Work instructions
Locate and copy each line in the data that contains the word "LONDON".

+++++

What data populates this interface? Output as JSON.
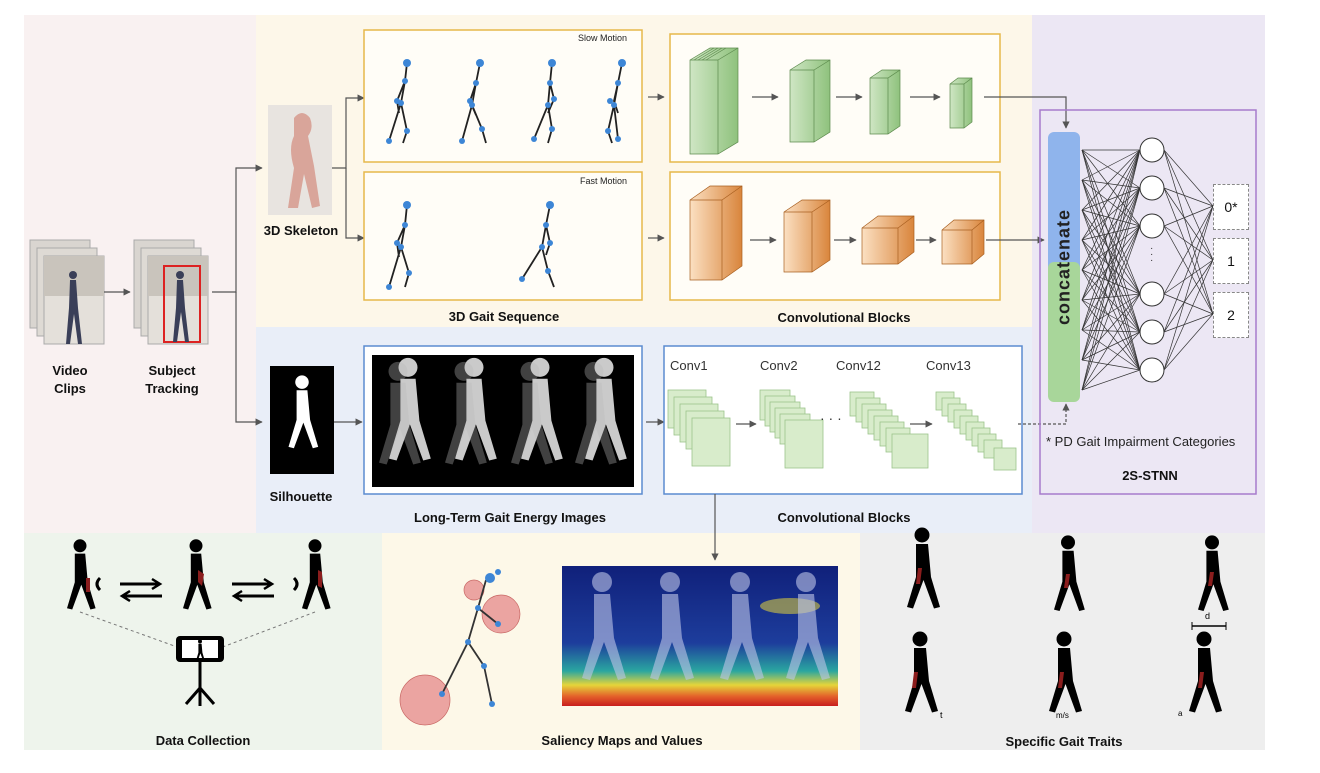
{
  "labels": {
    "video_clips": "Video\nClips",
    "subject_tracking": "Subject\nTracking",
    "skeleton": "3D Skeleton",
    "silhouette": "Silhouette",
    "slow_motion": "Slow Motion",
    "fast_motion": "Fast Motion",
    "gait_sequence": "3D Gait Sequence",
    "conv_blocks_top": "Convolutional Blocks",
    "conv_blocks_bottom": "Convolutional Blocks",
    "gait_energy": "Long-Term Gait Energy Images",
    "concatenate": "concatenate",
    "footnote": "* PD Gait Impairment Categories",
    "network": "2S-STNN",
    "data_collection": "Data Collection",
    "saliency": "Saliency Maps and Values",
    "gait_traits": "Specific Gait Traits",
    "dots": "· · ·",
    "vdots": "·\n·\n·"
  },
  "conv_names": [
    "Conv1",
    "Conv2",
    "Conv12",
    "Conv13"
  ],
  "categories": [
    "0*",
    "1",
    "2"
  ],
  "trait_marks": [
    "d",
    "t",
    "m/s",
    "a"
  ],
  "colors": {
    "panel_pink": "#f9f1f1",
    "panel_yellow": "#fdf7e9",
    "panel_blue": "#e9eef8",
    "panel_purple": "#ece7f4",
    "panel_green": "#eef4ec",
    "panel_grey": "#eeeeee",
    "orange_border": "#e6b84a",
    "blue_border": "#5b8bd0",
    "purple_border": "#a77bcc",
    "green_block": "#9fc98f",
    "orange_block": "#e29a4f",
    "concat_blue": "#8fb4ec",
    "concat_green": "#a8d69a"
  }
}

+++++

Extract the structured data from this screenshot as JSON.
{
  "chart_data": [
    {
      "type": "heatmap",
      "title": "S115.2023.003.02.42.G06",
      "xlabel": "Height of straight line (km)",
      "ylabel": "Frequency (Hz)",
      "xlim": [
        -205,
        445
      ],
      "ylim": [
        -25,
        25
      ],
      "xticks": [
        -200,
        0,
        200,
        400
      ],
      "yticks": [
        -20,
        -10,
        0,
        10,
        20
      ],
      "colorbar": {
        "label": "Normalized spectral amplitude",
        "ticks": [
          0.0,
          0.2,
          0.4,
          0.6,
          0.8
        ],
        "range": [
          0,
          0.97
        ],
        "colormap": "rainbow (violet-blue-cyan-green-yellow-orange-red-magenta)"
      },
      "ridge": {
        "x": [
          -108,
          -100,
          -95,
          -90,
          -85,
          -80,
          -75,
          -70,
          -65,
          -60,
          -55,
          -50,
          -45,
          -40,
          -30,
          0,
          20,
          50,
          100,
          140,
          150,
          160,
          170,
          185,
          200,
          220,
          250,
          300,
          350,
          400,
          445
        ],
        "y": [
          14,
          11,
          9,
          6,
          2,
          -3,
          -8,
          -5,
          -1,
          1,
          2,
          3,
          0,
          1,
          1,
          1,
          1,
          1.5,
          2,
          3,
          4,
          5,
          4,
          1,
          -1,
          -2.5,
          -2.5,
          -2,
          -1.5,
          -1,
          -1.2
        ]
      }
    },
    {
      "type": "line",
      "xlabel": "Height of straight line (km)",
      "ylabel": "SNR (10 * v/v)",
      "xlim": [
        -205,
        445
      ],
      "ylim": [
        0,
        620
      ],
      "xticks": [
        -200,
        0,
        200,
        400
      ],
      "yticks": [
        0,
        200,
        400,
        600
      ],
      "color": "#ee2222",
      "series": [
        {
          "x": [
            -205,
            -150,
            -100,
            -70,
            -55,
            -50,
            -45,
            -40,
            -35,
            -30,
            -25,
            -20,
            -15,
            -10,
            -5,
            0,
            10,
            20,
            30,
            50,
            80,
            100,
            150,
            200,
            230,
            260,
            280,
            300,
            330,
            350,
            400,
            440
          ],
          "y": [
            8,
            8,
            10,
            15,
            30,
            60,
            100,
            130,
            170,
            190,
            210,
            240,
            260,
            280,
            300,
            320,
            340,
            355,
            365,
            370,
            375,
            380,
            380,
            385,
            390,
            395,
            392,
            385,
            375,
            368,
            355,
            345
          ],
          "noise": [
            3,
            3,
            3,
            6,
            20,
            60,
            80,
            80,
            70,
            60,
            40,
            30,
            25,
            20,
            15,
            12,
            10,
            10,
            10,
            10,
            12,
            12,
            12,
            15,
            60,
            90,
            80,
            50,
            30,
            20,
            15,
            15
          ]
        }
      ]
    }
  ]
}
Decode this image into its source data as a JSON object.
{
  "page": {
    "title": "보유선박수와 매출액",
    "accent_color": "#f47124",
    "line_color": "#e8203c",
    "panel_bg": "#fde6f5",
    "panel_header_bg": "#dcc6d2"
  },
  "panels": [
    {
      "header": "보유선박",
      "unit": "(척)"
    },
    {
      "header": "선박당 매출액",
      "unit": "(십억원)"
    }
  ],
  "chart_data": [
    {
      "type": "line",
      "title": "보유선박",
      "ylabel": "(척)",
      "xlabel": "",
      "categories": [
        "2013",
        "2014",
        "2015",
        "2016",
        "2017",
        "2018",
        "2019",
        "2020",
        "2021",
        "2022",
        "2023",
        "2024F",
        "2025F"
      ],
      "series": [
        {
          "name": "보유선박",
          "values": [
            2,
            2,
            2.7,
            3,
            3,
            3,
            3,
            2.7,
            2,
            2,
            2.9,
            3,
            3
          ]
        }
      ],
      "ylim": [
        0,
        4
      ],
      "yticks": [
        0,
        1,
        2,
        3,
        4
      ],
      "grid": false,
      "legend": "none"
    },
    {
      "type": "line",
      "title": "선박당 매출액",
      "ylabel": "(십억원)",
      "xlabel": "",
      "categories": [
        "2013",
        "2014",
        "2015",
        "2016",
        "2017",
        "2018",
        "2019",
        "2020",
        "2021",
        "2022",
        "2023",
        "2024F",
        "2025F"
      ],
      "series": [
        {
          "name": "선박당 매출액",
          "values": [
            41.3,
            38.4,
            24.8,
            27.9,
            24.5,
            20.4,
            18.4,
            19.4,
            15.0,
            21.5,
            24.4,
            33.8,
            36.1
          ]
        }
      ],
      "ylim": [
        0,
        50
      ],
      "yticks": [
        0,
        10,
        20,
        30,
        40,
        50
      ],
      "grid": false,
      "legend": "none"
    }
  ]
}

+++++

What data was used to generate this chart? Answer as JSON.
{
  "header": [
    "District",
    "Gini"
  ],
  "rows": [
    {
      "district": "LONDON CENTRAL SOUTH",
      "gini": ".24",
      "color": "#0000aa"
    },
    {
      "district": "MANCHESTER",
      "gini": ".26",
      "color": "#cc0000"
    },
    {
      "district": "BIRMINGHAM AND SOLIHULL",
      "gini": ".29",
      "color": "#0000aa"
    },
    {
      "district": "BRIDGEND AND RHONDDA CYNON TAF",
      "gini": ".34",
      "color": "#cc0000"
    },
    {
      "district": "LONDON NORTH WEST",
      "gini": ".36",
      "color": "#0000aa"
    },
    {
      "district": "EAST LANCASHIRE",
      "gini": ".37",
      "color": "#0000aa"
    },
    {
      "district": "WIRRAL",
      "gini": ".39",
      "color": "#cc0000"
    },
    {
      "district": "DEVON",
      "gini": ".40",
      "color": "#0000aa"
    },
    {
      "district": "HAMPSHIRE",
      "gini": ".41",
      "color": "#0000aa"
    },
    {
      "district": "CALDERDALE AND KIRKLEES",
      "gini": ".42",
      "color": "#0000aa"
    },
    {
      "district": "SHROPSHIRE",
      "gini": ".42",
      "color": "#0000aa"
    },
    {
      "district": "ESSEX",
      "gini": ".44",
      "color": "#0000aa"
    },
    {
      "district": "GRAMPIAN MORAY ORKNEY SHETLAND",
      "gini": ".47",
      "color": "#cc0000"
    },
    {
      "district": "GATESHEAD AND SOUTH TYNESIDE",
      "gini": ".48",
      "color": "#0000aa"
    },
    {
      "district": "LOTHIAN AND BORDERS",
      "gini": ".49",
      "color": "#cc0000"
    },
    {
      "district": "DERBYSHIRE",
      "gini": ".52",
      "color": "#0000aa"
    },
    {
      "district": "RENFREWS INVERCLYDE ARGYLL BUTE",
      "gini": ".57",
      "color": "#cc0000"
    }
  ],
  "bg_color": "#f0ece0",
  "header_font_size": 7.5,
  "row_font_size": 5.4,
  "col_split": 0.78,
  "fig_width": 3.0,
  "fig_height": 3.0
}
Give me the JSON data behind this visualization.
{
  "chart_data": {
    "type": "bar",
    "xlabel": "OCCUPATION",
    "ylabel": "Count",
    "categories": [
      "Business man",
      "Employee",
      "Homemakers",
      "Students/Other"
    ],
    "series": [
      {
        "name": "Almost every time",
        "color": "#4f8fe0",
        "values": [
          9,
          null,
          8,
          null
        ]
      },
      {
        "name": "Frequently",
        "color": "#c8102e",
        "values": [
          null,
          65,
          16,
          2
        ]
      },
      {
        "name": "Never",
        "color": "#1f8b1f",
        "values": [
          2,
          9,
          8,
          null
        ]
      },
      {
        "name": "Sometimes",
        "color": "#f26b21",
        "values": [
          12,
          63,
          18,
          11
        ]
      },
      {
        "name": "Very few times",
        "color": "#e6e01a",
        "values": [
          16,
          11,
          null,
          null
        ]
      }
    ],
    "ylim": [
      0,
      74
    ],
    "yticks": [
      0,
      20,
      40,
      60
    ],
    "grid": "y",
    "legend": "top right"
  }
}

+++++

Response to this task
      "district": "LONDON CENTRAL SOUTH",
      "district": "LONDON NORTH WEST",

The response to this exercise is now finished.